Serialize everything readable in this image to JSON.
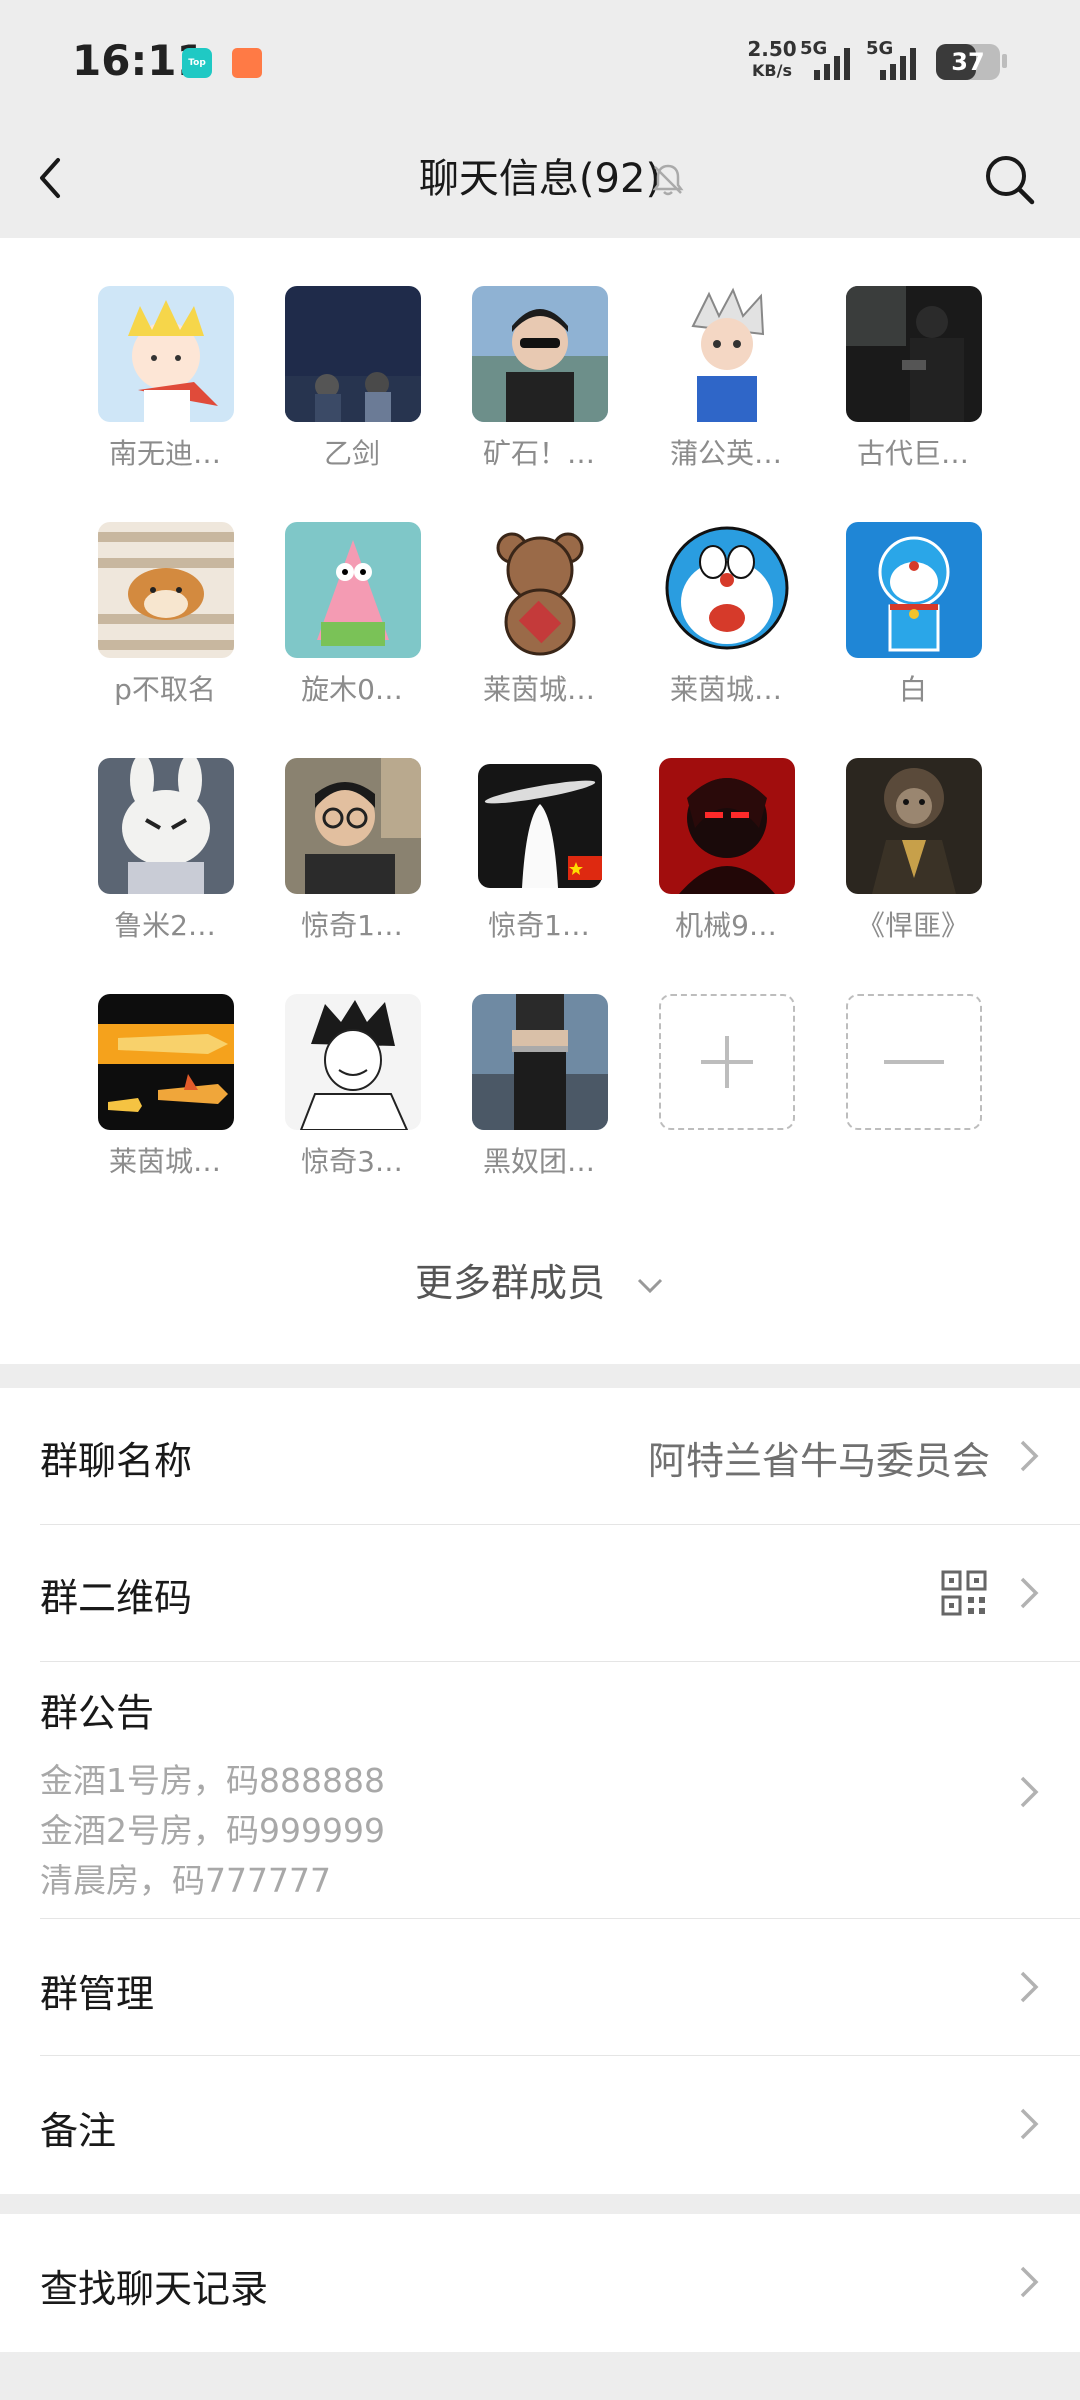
{
  "status_bar": {
    "time": "16:11",
    "app_icon_1": "Top",
    "speed_value": "2.50",
    "speed_unit": "KB/s",
    "network_1": "5G",
    "network_2": "5G",
    "battery": "37"
  },
  "header": {
    "title": "聊天信息(92)",
    "icons": [
      "back-icon",
      "mute-bell-icon",
      "search-icon"
    ]
  },
  "members": [
    {
      "name": "南无迪…",
      "avatar": "little-prince-cartoon"
    },
    {
      "name": "乙剑",
      "avatar": "night-couple-photo"
    },
    {
      "name": "矿石！…",
      "avatar": "man-sunglasses-photo"
    },
    {
      "name": "蒲公英…",
      "avatar": "anime-boy"
    },
    {
      "name": "古代巨…",
      "avatar": "car-interior-photo"
    },
    {
      "name": "p不取名",
      "avatar": "shiba-dog"
    },
    {
      "name": "旋木0…",
      "avatar": "patrick-star"
    },
    {
      "name": "莱茵城…",
      "avatar": "brown-teddy-bear"
    },
    {
      "name": "莱茵城…",
      "avatar": "doraemon-face"
    },
    {
      "name": "白",
      "avatar": "doraemon-blue"
    },
    {
      "name": "鲁米2…",
      "avatar": "white-rabbit"
    },
    {
      "name": "惊奇1…",
      "avatar": "boy-glasses-photo"
    },
    {
      "name": "惊奇1…",
      "avatar": "galaxy-silhouette"
    },
    {
      "name": "机械9…",
      "avatar": "red-dark-anime"
    },
    {
      "name": "《悍匪》",
      "avatar": "monkey-king"
    },
    {
      "name": "莱茵城…",
      "avatar": "planes-cartoon"
    },
    {
      "name": "惊奇3…",
      "avatar": "manga-sketch"
    },
    {
      "name": "黑奴团…",
      "avatar": "woman-outdoor-photo"
    }
  ],
  "member_actions": {
    "add": "plus-icon",
    "remove": "minus-icon"
  },
  "more_members": "更多群成员",
  "settings": {
    "group_name_label": "群聊名称",
    "group_name_value": "阿特兰省牛马委员会",
    "qr_label": "群二维码",
    "notice_label": "群公告",
    "notice_lines": [
      "金酒1号房，码888888",
      "金酒2号房，码999999",
      "清晨房，码777777"
    ],
    "manage_label": "群管理",
    "remark_label": "备注",
    "search_history_label": "查找聊天记录"
  }
}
= = = =
__Stated task__
Above are records with pictures; repeat the records exactly and leave the pictures out.

__Completed task__
Serialize everything readable in this image to JSON.
{
  "status_bar": {
    "time": "16:11",
    "app_icon_1": "Top",
    "speed_value": "2.50",
    "speed_unit": "KB/s",
    "network_1": "5G",
    "network_2": "5G",
    "battery": "37"
  },
  "header": {
    "title": "聊天信息(92)",
    "icons": [
      "back-icon",
      "mute-bell-icon",
      "search-icon"
    ]
  },
  "members": [
    {
      "name": "南无迪…",
      "avatar": "little-prince-cartoon"
    },
    {
      "name": "乙剑",
      "avatar": "night-couple-photo"
    },
    {
      "name": "矿石！…",
      "avatar": "man-sunglasses-photo"
    },
    {
      "name": "蒲公英…",
      "avatar": "anime-boy"
    },
    {
      "name": "古代巨…",
      "avatar": "car-interior-photo"
    },
    {
      "name": "p不取名",
      "avatar": "shiba-dog"
    },
    {
      "name": "旋木0…",
      "avatar": "patrick-star"
    },
    {
      "name": "莱茵城…",
      "avatar": "brown-teddy-bear"
    },
    {
      "name": "莱茵城…",
      "avatar": "doraemon-face"
    },
    {
      "name": "白",
      "avatar": "doraemon-blue"
    },
    {
      "name": "鲁米2…",
      "avatar": "white-rabbit"
    },
    {
      "name": "惊奇1…",
      "avatar": "boy-glasses-photo"
    },
    {
      "name": "惊奇1…",
      "avatar": "galaxy-silhouette"
    },
    {
      "name": "机械9…",
      "avatar": "red-dark-anime"
    },
    {
      "name": "《悍匪》",
      "avatar": "monkey-king"
    },
    {
      "name": "莱茵城…",
      "avatar": "planes-cartoon"
    },
    {
      "name": "惊奇3…",
      "avatar": "manga-sketch"
    },
    {
      "name": "黑奴团…",
      "avatar": "woman-outdoor-photo"
    }
  ],
  "member_actions": {
    "add": "plus-icon",
    "remove": "minus-icon"
  },
  "more_members": "更多群成员",
  "settings": {
    "group_name_label": "群聊名称",
    "group_name_value": "阿特兰省牛马委员会",
    "qr_label": "群二维码",
    "notice_label": "群公告",
    "notice_lines": [
      "金酒1号房，码888888",
      "金酒2号房，码999999",
      "清晨房，码777777"
    ],
    "manage_label": "群管理",
    "remark_label": "备注",
    "search_history_label": "查找聊天记录"
  }
}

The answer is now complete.